BRIEF 1:
Answer these questions from the text on premium content in advertising:
(a) What does cost effective media advertising focus on?
(b) Which publisher is given as a popular news source?
(c) How many monthly visitors does CookingForMe.com receive?
BRIEF 2:
Copy the passage from the text on premium advertising content word for word, beginning at the words "Content quality is" and stopping after the words "begins to scale.".
BRIEF 3:
Write what follows the last sentence of the text on premium advertising content.

EXTRACT TO READ:
▬▬▬▬▬▬▬▬▬▬

Content quality is widely viewed as one of the most important variables for driving performance in advertising. Many brands and agencies divide their efforts between premium media advertising and cost effective media advertising. Buying premium content and video is often utilized to build brand awareness and generate exposure, while cost effective media advertising focuses on conversion points and total reach. Bridging the two practices through software for value and decisioning gives advertisers unreached efficiencies. This will be extremely important as the move to cross screen advertising begins to scale.
But what is the formula for automating the process to determine what is to be considered premium content?
The first part of the formula is accounting for simple variables such as site aesthetics and content correlation. One example of this is RecipeExamples.com has minimal ads per page and by contextually targeting, I can tell there is a lot of content regarding cherry pies. However, not knowing the context creates frequent misinterpretations of content quality. The advertiser in this case was attempting to promote their product next to positive cherry pie content, yet the article was written about the unhealthy side affects of the cherry pie.
Widely considered the most common variable in our formula for premium is recognition. Recognizing the publisher at first glance, thus having a presumed expectation of the quality. NYTimes.com is a popular news source; therefore my brand will be near premium content. However, not all content is created equal. Unfavorable positioning, weak content relevancy and competing press are a few of the common issues associated with determining content quality based on recognition.
Content can also be measured for quality by traffic generated. A publisher that receives the highest volume of traffic delivers the most desired content, or so we think. Although I may have not heard of CookingForMe.com, because it receives 6 million monthly visitors, they must have great recipes. Yet this correlation does not hold true because it doesn’t account for how the traffic is generated, the quality of the audience.
CookingForMe.com has weekly giveaways and only offers microwave recipes, thus resulting in their high traffic numbers and skewed view of quality.

▬▬▬▬▬▬▬▬▬▬

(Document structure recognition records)

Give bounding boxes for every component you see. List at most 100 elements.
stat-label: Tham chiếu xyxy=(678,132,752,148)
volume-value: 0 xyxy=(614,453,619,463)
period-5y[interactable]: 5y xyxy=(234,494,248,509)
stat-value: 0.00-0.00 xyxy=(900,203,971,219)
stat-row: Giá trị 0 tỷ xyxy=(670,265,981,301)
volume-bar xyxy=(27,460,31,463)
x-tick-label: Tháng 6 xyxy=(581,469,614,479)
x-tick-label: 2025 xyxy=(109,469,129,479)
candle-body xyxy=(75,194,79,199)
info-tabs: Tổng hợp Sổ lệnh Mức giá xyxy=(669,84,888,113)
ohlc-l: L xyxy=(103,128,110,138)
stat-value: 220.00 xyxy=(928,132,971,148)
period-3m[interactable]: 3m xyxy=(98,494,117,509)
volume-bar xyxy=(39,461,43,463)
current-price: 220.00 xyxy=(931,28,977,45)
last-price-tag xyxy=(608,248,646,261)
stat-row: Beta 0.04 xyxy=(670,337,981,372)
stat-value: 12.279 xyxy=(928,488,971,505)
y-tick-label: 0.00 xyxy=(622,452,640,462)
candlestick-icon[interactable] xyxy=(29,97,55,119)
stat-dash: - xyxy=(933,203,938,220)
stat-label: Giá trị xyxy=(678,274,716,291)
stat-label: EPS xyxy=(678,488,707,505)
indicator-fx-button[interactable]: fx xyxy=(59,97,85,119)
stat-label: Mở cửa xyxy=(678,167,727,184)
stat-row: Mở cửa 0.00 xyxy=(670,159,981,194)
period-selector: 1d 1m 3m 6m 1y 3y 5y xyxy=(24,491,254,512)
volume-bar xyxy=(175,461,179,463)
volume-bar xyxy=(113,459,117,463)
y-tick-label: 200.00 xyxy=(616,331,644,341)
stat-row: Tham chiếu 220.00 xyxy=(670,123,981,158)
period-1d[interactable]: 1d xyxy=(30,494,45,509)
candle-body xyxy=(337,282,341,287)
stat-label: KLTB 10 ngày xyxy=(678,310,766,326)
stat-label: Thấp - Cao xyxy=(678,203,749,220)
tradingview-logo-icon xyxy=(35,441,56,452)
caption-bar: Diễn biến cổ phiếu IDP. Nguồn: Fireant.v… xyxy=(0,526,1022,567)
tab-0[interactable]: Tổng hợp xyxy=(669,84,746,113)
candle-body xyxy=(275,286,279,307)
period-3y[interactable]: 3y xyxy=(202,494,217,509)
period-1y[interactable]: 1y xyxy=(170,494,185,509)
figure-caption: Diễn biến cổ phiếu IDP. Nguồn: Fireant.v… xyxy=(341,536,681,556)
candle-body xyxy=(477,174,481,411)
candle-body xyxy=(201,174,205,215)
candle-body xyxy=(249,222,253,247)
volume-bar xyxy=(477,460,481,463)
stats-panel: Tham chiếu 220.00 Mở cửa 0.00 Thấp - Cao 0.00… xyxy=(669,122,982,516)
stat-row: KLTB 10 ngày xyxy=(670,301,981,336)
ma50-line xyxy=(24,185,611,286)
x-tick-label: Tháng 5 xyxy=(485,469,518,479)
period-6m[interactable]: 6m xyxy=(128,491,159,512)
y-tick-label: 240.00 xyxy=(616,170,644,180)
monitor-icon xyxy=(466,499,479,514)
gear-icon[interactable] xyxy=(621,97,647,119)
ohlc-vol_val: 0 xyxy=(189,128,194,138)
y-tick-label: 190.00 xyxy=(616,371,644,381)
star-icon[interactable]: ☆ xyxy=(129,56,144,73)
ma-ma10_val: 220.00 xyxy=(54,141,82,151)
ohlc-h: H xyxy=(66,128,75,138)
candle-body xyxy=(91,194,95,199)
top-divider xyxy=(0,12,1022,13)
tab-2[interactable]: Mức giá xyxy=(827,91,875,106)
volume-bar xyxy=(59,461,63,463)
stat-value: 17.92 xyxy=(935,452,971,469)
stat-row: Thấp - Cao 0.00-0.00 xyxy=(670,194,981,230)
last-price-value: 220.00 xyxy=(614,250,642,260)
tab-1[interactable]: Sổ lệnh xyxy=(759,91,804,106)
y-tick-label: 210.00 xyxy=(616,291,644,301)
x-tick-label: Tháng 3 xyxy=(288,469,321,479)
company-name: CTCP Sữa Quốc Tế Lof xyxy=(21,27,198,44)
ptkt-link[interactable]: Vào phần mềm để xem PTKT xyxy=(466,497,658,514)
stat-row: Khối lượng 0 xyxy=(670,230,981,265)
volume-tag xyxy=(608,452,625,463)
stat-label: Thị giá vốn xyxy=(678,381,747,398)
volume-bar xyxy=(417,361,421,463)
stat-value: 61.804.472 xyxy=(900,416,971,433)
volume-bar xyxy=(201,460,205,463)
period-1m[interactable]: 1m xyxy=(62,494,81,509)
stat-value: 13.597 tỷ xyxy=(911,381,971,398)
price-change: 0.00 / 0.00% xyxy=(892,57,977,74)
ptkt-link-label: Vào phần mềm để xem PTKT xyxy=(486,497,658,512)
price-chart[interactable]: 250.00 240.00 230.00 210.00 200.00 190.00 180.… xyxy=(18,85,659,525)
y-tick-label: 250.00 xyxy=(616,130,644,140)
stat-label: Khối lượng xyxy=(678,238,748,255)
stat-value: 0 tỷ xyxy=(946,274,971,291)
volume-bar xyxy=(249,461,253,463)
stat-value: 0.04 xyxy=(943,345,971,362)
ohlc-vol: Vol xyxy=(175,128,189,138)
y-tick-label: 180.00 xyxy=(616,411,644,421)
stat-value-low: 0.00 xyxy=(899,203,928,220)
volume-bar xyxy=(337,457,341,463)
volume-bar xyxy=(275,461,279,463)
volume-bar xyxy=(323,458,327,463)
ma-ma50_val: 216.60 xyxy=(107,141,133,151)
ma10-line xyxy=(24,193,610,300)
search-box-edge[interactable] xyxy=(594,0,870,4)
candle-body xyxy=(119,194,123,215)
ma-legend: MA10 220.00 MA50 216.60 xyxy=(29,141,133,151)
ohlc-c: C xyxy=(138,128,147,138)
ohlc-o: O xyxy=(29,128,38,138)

▬▬▬▬▬▬▬▬▬▬

ANSWER SECTION 1:
(a) Conversion points and total reach.
(b) NYTimes.com.
(c) 6 million.

ANSWER SECTION 2:
Content quality is widely viewed as one of the most important variables for driving performance in advertising. Many brands and agencies divide their efforts between premium media advertising and cost effective media advertising. Buying premium content and video is often utilized to build brand awareness and generate exposure, while cost effective media advertising focuses on conversion points and total reach. Bridging the two practices through software for value and decisioning gives advertisers unreached efficiencies. This will be extremely important as the move to cross screen advertising begins to scale.

ANSWER SECTION 3:
Popular in recent years is measuring content on engagement metrics. Determining the quality of the site by the number of shares or reactions a piece of content generates. Although this comes close to determining what can be considered premium content, it does not take into account the most important variable, time.
Understanding the role time plays within content consumption is the key to understanding the effectiveness it will have on an audience. How recently the content was published, the time spent engaging with the content, as well as the speed of consumption. Time is a natural ally of Video, it gives both content and advertising the third dimension.
A publisher’s overall quality is increasingly being tied to how much video content it produces. This is evident in the rise of content studios that are focused on video, and with the traditional TV players investing in new media sensations such as Vice.
This leads to measuring content on the traffic per minute rate it can generate since being published ( a form of virality), combined with time spent and contextual relevancy. To programmatically determine quality of content, the content is first identified for content relevancy, and then given a blended score of traffic per minute and time spent. Ads are then served to environments with content alignment and the highest blended content score.
Only with all of these factors taken into account can we hope to determine what content truly works best for our ad. The right ad in front of the right audience, which is the hope of advertisers and consumers alike.